ZIEL DER ÜBUNG:
Wiederhole das Material wortgetreu, beginnend mit der ersten Zeile. Höre nach der Zeile auf, die „column-header-total-price: Total Price“ enthält.

────────────────

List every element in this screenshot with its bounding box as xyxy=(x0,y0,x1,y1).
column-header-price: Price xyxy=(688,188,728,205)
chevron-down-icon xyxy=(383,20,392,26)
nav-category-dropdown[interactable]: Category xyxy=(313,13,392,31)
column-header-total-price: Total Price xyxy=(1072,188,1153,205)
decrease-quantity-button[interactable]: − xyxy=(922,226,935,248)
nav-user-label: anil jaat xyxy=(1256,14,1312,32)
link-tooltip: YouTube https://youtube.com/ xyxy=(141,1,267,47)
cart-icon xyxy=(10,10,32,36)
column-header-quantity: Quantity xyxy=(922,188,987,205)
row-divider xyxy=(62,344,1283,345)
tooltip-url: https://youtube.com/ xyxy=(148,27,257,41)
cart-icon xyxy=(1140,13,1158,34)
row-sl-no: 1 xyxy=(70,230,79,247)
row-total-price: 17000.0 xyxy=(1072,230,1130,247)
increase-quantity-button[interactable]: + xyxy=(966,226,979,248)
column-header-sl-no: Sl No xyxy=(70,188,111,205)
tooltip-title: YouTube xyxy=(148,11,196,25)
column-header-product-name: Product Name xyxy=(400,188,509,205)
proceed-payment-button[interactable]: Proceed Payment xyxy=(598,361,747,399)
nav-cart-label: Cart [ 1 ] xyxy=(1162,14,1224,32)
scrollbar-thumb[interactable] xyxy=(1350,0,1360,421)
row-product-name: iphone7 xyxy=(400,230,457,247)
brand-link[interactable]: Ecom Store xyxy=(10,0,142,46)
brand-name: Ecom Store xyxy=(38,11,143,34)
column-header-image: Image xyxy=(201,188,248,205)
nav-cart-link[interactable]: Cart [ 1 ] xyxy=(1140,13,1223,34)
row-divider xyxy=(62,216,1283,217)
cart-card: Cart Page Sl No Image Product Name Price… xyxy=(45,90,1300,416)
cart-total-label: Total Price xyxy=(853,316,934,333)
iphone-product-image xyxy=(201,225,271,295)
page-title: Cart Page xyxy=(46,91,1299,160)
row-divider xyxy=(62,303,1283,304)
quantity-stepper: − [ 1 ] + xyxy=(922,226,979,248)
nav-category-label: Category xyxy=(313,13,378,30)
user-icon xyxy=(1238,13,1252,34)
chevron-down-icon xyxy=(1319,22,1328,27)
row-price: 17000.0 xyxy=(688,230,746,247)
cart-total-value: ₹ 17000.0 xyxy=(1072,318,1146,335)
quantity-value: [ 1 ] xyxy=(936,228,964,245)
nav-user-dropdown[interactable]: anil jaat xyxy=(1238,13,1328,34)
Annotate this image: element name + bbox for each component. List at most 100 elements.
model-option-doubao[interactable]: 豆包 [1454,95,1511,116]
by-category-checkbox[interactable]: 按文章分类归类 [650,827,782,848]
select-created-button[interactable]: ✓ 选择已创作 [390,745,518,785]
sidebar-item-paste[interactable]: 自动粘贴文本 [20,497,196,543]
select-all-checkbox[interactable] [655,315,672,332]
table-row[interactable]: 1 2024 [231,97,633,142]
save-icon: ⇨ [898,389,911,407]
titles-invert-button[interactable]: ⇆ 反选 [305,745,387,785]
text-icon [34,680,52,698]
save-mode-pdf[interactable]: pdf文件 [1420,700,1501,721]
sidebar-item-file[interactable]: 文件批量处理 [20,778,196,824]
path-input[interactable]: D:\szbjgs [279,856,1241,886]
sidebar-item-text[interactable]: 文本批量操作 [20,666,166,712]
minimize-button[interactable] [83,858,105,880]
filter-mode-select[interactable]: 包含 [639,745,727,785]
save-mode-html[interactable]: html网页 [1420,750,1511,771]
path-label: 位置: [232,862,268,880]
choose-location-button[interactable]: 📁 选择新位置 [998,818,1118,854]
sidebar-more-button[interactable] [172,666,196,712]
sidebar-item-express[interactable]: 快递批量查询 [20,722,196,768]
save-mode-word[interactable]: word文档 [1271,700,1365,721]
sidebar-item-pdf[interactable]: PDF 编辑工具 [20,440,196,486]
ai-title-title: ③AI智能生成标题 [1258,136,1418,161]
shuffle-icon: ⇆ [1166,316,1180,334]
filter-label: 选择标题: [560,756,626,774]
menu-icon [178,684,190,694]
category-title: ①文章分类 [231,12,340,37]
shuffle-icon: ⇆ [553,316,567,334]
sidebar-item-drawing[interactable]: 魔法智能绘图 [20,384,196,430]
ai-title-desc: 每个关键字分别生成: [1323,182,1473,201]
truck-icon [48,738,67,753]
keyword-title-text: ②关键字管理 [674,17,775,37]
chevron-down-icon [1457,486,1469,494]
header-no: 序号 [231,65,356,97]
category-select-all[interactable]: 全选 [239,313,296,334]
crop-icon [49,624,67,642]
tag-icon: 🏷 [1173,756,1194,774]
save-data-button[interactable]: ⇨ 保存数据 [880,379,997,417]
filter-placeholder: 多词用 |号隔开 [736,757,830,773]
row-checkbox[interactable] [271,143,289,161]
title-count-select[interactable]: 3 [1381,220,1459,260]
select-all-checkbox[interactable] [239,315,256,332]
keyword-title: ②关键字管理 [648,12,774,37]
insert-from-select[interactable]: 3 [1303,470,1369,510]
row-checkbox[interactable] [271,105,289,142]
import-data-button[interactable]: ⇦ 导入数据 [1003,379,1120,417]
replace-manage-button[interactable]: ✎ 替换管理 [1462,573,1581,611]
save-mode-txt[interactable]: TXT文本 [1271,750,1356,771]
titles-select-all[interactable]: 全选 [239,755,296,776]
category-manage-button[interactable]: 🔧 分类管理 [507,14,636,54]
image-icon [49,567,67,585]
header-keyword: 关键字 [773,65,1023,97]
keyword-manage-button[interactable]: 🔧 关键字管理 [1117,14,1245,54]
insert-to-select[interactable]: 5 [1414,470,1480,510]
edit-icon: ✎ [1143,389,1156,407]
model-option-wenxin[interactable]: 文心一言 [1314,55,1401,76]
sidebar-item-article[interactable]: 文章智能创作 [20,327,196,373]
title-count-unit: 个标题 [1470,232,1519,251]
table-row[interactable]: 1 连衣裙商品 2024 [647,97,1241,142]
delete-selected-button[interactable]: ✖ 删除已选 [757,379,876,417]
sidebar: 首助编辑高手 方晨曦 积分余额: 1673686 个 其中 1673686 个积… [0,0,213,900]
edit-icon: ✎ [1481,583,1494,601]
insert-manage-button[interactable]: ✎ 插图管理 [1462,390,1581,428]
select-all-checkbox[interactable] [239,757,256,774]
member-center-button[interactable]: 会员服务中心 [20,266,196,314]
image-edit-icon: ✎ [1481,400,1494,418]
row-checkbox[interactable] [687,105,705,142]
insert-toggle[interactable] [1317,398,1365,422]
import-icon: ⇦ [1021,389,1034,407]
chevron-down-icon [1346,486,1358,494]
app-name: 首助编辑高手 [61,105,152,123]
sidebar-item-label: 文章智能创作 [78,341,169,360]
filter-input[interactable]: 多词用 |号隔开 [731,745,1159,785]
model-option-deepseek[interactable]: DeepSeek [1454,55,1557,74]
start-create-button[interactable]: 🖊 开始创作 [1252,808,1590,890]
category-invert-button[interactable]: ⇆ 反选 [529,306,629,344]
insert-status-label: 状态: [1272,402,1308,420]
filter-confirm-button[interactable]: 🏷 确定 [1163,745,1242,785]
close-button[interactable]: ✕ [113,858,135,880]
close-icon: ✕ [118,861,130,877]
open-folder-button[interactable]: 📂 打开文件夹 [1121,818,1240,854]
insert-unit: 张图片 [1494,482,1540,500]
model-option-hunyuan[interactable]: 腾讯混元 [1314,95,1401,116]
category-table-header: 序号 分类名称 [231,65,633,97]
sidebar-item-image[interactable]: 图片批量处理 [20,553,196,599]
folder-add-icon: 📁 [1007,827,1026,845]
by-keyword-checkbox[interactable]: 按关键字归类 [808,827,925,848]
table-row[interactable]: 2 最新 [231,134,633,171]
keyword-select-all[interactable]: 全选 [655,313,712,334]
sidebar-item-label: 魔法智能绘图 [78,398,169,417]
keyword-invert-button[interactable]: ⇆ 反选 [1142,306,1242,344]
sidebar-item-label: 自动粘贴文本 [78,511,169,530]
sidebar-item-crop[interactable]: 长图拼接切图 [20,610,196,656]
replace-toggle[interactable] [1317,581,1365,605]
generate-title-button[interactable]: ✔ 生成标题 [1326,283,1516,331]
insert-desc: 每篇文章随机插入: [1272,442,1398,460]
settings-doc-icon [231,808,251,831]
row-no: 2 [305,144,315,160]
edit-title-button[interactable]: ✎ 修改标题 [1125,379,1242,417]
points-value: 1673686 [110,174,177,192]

────────────────

VOLLSTÄNDIGE ANTWORT:
List every element in this screenshot with its bounding box as xyxy=(x0,y0,x1,y1).
column-header-price: Price xyxy=(688,188,728,205)
chevron-down-icon xyxy=(383,20,392,26)
nav-category-dropdown[interactable]: Category xyxy=(313,13,392,31)
column-header-total-price: Total Price xyxy=(1072,188,1153,205)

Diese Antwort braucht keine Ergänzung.